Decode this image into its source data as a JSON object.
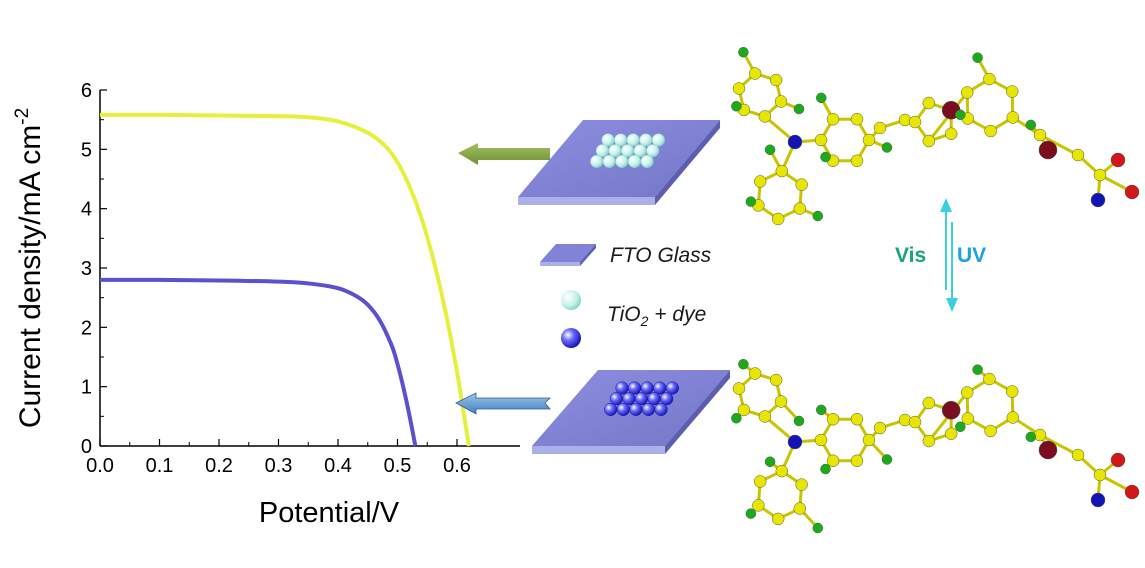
{
  "chart_data": {
    "type": "line",
    "xlabel": "Potential/V",
    "ylabel_main": "Current density/mA cm",
    "ylabel_sup": "-2",
    "xlim": [
      0.0,
      0.65
    ],
    "ylim": [
      0,
      6
    ],
    "xticks": [
      "0.0",
      "0.1",
      "0.2",
      "0.3",
      "0.4",
      "0.5",
      "0.6"
    ],
    "yticks": [
      "0",
      "1",
      "2",
      "3",
      "4",
      "5",
      "6"
    ],
    "grid": false,
    "series": [
      {
        "color": "#e6f03c",
        "x": [
          0.0,
          0.1,
          0.2,
          0.3,
          0.35,
          0.4,
          0.45,
          0.48,
          0.5,
          0.52,
          0.54,
          0.56,
          0.58,
          0.6,
          0.62
        ],
        "y": [
          5.58,
          5.58,
          5.57,
          5.56,
          5.54,
          5.47,
          5.28,
          5.05,
          4.78,
          4.38,
          3.85,
          3.15,
          2.3,
          1.25,
          0.0
        ]
      },
      {
        "color": "#5a50d0",
        "x": [
          0.0,
          0.1,
          0.2,
          0.3,
          0.35,
          0.4,
          0.43,
          0.45,
          0.47,
          0.49,
          0.5,
          0.51,
          0.52,
          0.53
        ],
        "y": [
          2.8,
          2.8,
          2.79,
          2.77,
          2.74,
          2.66,
          2.53,
          2.38,
          2.12,
          1.7,
          1.38,
          0.98,
          0.52,
          0.0
        ]
      }
    ]
  },
  "legend": {
    "fto_label": "FTO Glass",
    "tio2_main": "TiO",
    "tio2_sub": "2",
    "tio2_rest": " + dye"
  },
  "conversion": {
    "vis_label": "Vis",
    "uv_label": "UV",
    "vis_color": "#1aa37a",
    "uv_color": "#1ea0e6"
  },
  "icons": [
    "arrow-left-green-icon",
    "arrow-left-blue-icon",
    "fto-slab-icon",
    "tio2-sphere-icon",
    "molecule-icon"
  ]
}
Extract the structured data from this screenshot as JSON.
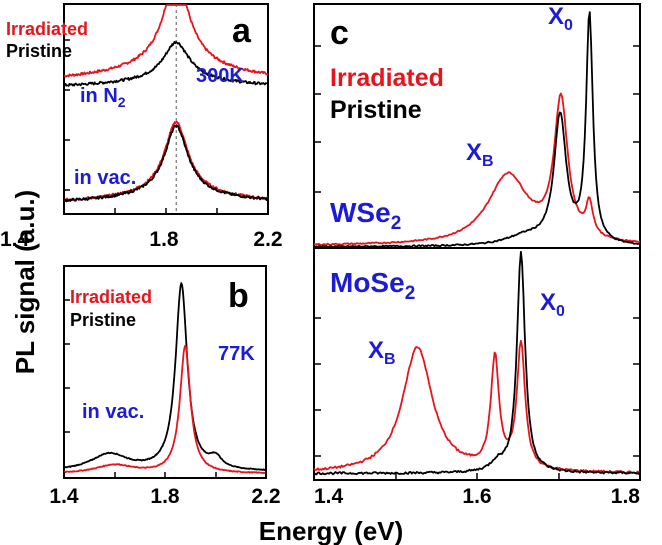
{
  "figure": {
    "ylabel": "PL signal (a.u.)",
    "xlabel": "Energy (eV)"
  },
  "colors": {
    "irradiated": "#e8141c",
    "pristine": "#000000",
    "annotation": "#1c1cd6"
  },
  "panels": {
    "a": {
      "letter": "a",
      "legend_irradiated": "Irradiated",
      "legend_pristine": "Pristine",
      "temperature": "300K",
      "label_n2": "in N",
      "label_n2_sub": "2",
      "label_vac": "in vac."
    },
    "b": {
      "letter": "b",
      "legend_irradiated": "Irradiated",
      "legend_pristine": "Pristine",
      "temperature": "77K",
      "label_vac": "in vac."
    },
    "c": {
      "letter": "c",
      "legend_irradiated": "Irradiated",
      "legend_pristine": "Pristine",
      "wse2_label": "WSe",
      "wse2_sub": "2",
      "mose2_label": "MoSe",
      "mose2_sub": "2",
      "wse2_x0": "X",
      "wse2_x0_sub": "0",
      "wse2_xb": "X",
      "wse2_xb_sub": "B",
      "mose2_x0": "X",
      "mose2_x0_sub": "0",
      "mose2_xb": "X",
      "mose2_xb_sub": "B"
    }
  },
  "chart_data": [
    {
      "id": "a",
      "type": "line",
      "xlim": [
        1.4,
        2.2
      ],
      "ylim": [
        0,
        1
      ],
      "xticks": [
        "1.4",
        "1.8",
        "2.2"
      ],
      "xtick_values": [
        1.4,
        1.8,
        2.2
      ],
      "reference_line_x": 1.84,
      "series": [
        {
          "name": "Irradiated",
          "label": "in N2",
          "offset": 0.55,
          "baseline": 0.08,
          "peaks": [
            {
              "c": 1.84,
              "a": 0.38,
              "w": 0.06
            }
          ],
          "tail": 0.12,
          "color": "#e8141c"
        },
        {
          "name": "Pristine",
          "label": "in N2",
          "offset": 0.55,
          "baseline": 0.05,
          "peaks": [
            {
              "c": 1.84,
              "a": 0.16,
              "w": 0.06
            }
          ],
          "tail": 0.06,
          "color": "#000000"
        },
        {
          "name": "Irradiated",
          "label": "in vac.",
          "offset": 0.0,
          "baseline": 0.05,
          "peaks": [
            {
              "c": 1.84,
              "a": 0.32,
              "w": 0.055
            }
          ],
          "tail": 0.07,
          "color": "#e8141c"
        },
        {
          "name": "Pristine",
          "label": "in vac.",
          "offset": 0.0,
          "baseline": 0.05,
          "peaks": [
            {
              "c": 1.84,
              "a": 0.31,
              "w": 0.055
            }
          ],
          "tail": 0.06,
          "color": "#000000"
        }
      ]
    },
    {
      "id": "b",
      "type": "line",
      "xlim": [
        1.4,
        2.2
      ],
      "ylim": [
        0,
        1
      ],
      "xticks": [
        "1.4",
        "1.8",
        "2.2"
      ],
      "xtick_values": [
        1.4,
        1.8,
        2.2
      ],
      "series": [
        {
          "name": "Pristine",
          "baseline": 0.03,
          "peaks": [
            {
              "c": 1.865,
              "a": 0.88,
              "w": 0.028
            },
            {
              "c": 1.58,
              "a": 0.08,
              "w": 0.09
            },
            {
              "c": 2.0,
              "a": 0.05,
              "w": 0.03
            }
          ],
          "color": "#000000"
        },
        {
          "name": "Irradiated",
          "baseline": 0.02,
          "peaks": [
            {
              "c": 1.88,
              "a": 0.6,
              "w": 0.025
            },
            {
              "c": 1.6,
              "a": 0.04,
              "w": 0.09
            }
          ],
          "color": "#e8141c"
        }
      ]
    },
    {
      "id": "c-WSe2",
      "type": "line",
      "xlim": [
        1.4,
        1.8
      ],
      "ylim": [
        0,
        1.05
      ],
      "series": [
        {
          "name": "Irradiated",
          "baseline": 0.01,
          "peaks": [
            {
              "c": 1.638,
              "a": 0.3,
              "w": 0.03
            },
            {
              "c": 1.703,
              "a": 0.6,
              "w": 0.01
            },
            {
              "c": 1.738,
              "a": 0.14,
              "w": 0.005
            }
          ],
          "color": "#e8141c"
        },
        {
          "name": "Pristine",
          "baseline": 0.005,
          "peaks": [
            {
              "c": 1.702,
              "a": 0.55,
              "w": 0.009
            },
            {
              "c": 1.738,
              "a": 0.98,
              "w": 0.005
            },
            {
              "c": 1.66,
              "a": 0.04,
              "w": 0.03
            }
          ],
          "color": "#000000"
        }
      ]
    },
    {
      "id": "c-MoSe2",
      "type": "line",
      "xlim": [
        1.4,
        1.8
      ],
      "ylim": [
        0,
        1.05
      ],
      "xticks": [
        "1.4",
        "1.6",
        "1.8"
      ],
      "xtick_values": [
        1.4,
        1.6,
        1.8
      ],
      "series": [
        {
          "name": "Irradiated",
          "baseline": 0.03,
          "peaks": [
            {
              "c": 1.527,
              "a": 0.57,
              "w": 0.022
            },
            {
              "c": 1.622,
              "a": 0.5,
              "w": 0.006
            },
            {
              "c": 1.654,
              "a": 0.57,
              "w": 0.006
            }
          ],
          "color": "#e8141c"
        },
        {
          "name": "Pristine",
          "baseline": 0.03,
          "peaks": [
            {
              "c": 1.654,
              "a": 1.0,
              "w": 0.006
            },
            {
              "c": 1.625,
              "a": 0.04,
              "w": 0.01
            }
          ],
          "color": "#000000"
        }
      ]
    }
  ]
}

WHAT IS REQUIRED>
All records must be output exactly as they are, except for the pictures, which are left out.

EXERCISE RESULT>
Decode this image into its source data as a JSON object.
{
  "chart_data": {
    "type": "line",
    "xlabel": "Potential/V",
    "ylabel_main": "Current density/mA cm",
    "ylabel_sup": "-2",
    "xlim": [
      0.0,
      0.65
    ],
    "ylim": [
      0,
      6
    ],
    "xticks": [
      "0.0",
      "0.1",
      "0.2",
      "0.3",
      "0.4",
      "0.5",
      "0.6"
    ],
    "yticks": [
      "0",
      "1",
      "2",
      "3",
      "4",
      "5",
      "6"
    ],
    "grid": false,
    "series": [
      {
        "color": "#e6f03c",
        "x": [
          0.0,
          0.1,
          0.2,
          0.3,
          0.35,
          0.4,
          0.45,
          0.48,
          0.5,
          0.52,
          0.54,
          0.56,
          0.58,
          0.6,
          0.62
        ],
        "y": [
          5.58,
          5.58,
          5.57,
          5.56,
          5.54,
          5.47,
          5.28,
          5.05,
          4.78,
          4.38,
          3.85,
          3.15,
          2.3,
          1.25,
          0.0
        ]
      },
      {
        "color": "#5a50d0",
        "x": [
          0.0,
          0.1,
          0.2,
          0.3,
          0.35,
          0.4,
          0.43,
          0.45,
          0.47,
          0.49,
          0.5,
          0.51,
          0.52,
          0.53
        ],
        "y": [
          2.8,
          2.8,
          2.79,
          2.77,
          2.74,
          2.66,
          2.53,
          2.38,
          2.12,
          1.7,
          1.38,
          0.98,
          0.52,
          0.0
        ]
      }
    ]
  },
  "legend": {
    "fto_label": "FTO Glass",
    "tio2_main": "TiO",
    "tio2_sub": "2",
    "tio2_rest": " + dye"
  },
  "conversion": {
    "vis_label": "Vis",
    "uv_label": "UV",
    "vis_color": "#1aa37a",
    "uv_color": "#1ea0e6"
  },
  "icons": [
    "arrow-left-green-icon",
    "arrow-left-blue-icon",
    "fto-slab-icon",
    "tio2-sphere-icon",
    "molecule-icon"
  ]
}
Extract the structured data from this screenshot as JSON.
{
  "figure": {
    "ylabel": "PL signal (a.u.)",
    "xlabel": "Energy (eV)"
  },
  "colors": {
    "irradiated": "#e8141c",
    "pristine": "#000000",
    "annotation": "#1c1cd6"
  },
  "panels": {
    "a": {
      "letter": "a",
      "legend_irradiated": "Irradiated",
      "legend_pristine": "Pristine",
      "temperature": "300K",
      "label_n2": "in N",
      "label_n2_sub": "2",
      "label_vac": "in vac."
    },
    "b": {
      "letter": "b",
      "legend_irradiated": "Irradiated",
      "legend_pristine": "Pristine",
      "temperature": "77K",
      "label_vac": "in vac."
    },
    "c": {
      "letter": "c",
      "legend_irradiated": "Irradiated",
      "legend_pristine": "Pristine",
      "wse2_label": "WSe",
      "wse2_sub": "2",
      "mose2_label": "MoSe",
      "mose2_sub": "2",
      "wse2_x0": "X",
      "wse2_x0_sub": "0",
      "wse2_xb": "X",
      "wse2_xb_sub": "B",
      "mose2_x0": "X",
      "mose2_x0_sub": "0",
      "mose2_xb": "X",
      "mose2_xb_sub": "B"
    }
  },
  "chart_data": [
    {
      "id": "a",
      "type": "line",
      "xlim": [
        1.4,
        2.2
      ],
      "ylim": [
        0,
        1
      ],
      "xticks": [
        "1.4",
        "1.8",
        "2.2"
      ],
      "xtick_values": [
        1.4,
        1.8,
        2.2
      ],
      "reference_line_x": 1.84,
      "series": [
        {
          "name": "Irradiated",
          "label": "in N2",
          "offset": 0.55,
          "baseline": 0.08,
          "peaks": [
            {
              "c": 1.84,
              "a": 0.38,
              "w": 0.06
            }
          ],
          "tail": 0.12,
          "color": "#e8141c"
        },
        {
          "name": "Pristine",
          "label": "in N2",
          "offset": 0.55,
          "baseline": 0.05,
          "peaks": [
            {
              "c": 1.84,
              "a": 0.16,
              "w": 0.06
            }
          ],
          "tail": 0.06,
          "color": "#000000"
        },
        {
          "name": "Irradiated",
          "label": "in vac.",
          "offset": 0.0,
          "baseline": 0.05,
          "peaks": [
            {
              "c": 1.84,
              "a": 0.32,
              "w": 0.055
            }
          ],
          "tail": 0.07,
          "color": "#e8141c"
        },
        {
          "name": "Pristine",
          "label": "in vac.",
          "offset": 0.0,
          "baseline": 0.05,
          "peaks": [
            {
              "c": 1.84,
              "a": 0.31,
              "w": 0.055
            }
          ],
          "tail": 0.06,
          "color": "#000000"
        }
      ]
    },
    {
      "id": "b",
      "type": "line",
      "xlim": [
        1.4,
        2.2
      ],
      "ylim": [
        0,
        1
      ],
      "xticks": [
        "1.4",
        "1.8",
        "2.2"
      ],
      "xtick_values": [
        1.4,
        1.8,
        2.2
      ],
      "series": [
        {
          "name": "Pristine",
          "baseline": 0.03,
          "peaks": [
            {
              "c": 1.865,
              "a": 0.88,
              "w": 0.028
            },
            {
              "c": 1.58,
              "a": 0.08,
              "w": 0.09
            },
            {
              "c": 2.0,
              "a": 0.05,
              "w": 0.03
            }
          ],
          "color": "#000000"
        },
        {
          "name": "Irradiated",
          "baseline": 0.02,
          "peaks": [
            {
              "c": 1.88,
              "a": 0.6,
              "w": 0.025
            },
            {
              "c": 1.6,
              "a": 0.04,
              "w": 0.09
            }
          ],
          "color": "#e8141c"
        }
      ]
    },
    {
      "id": "c-WSe2",
      "type": "line",
      "xlim": [
        1.4,
        1.8
      ],
      "ylim": [
        0,
        1.05
      ],
      "series": [
        {
          "name": "Irradiated",
          "baseline": 0.01,
          "peaks": [
            {
              "c": 1.638,
              "a": 0.3,
              "w": 0.03
            },
            {
              "c": 1.703,
              "a": 0.6,
              "w": 0.01
            },
            {
              "c": 1.738,
              "a": 0.14,
              "w": 0.005
            }
          ],
          "color": "#e8141c"
        },
        {
          "name": "Pristine",
          "baseline": 0.005,
          "peaks": [
            {
              "c": 1.702,
              "a": 0.55,
              "w": 0.009
            },
            {
              "c": 1.738,
              "a": 0.98,
              "w": 0.005
            },
            {
              "c": 1.66,
              "a": 0.04,
              "w": 0.03
            }
          ],
          "color": "#000000"
        }
      ]
    },
    {
      "id": "c-MoSe2",
      "type": "line",
      "xlim": [
        1.4,
        1.8
      ],
      "ylim": [
        0,
        1.05
      ],
      "xticks": [
        "1.4",
        "1.6",
        "1.8"
      ],
      "xtick_values": [
        1.4,
        1.6,
        1.8
      ],
      "series": [
        {
          "name": "Irradiated",
          "baseline": 0.03,
          "peaks": [
            {
              "c": 1.527,
              "a": 0.57,
              "w": 0.022
            },
            {
              "c": 1.622,
              "a": 0.5,
              "w": 0.006
            },
            {
              "c": 1.654,
              "a": 0.57,
              "w": 0.006
            }
          ],
          "color": "#e8141c"
        },
        {
          "name": "Pristine",
          "baseline": 0.03,
          "peaks": [
            {
              "c": 1.654,
              "a": 1.0,
              "w": 0.006
            },
            {
              "c": 1.625,
              "a": 0.04,
              "w": 0.01
            }
          ],
          "color": "#000000"
        }
      ]
    }
  ]
}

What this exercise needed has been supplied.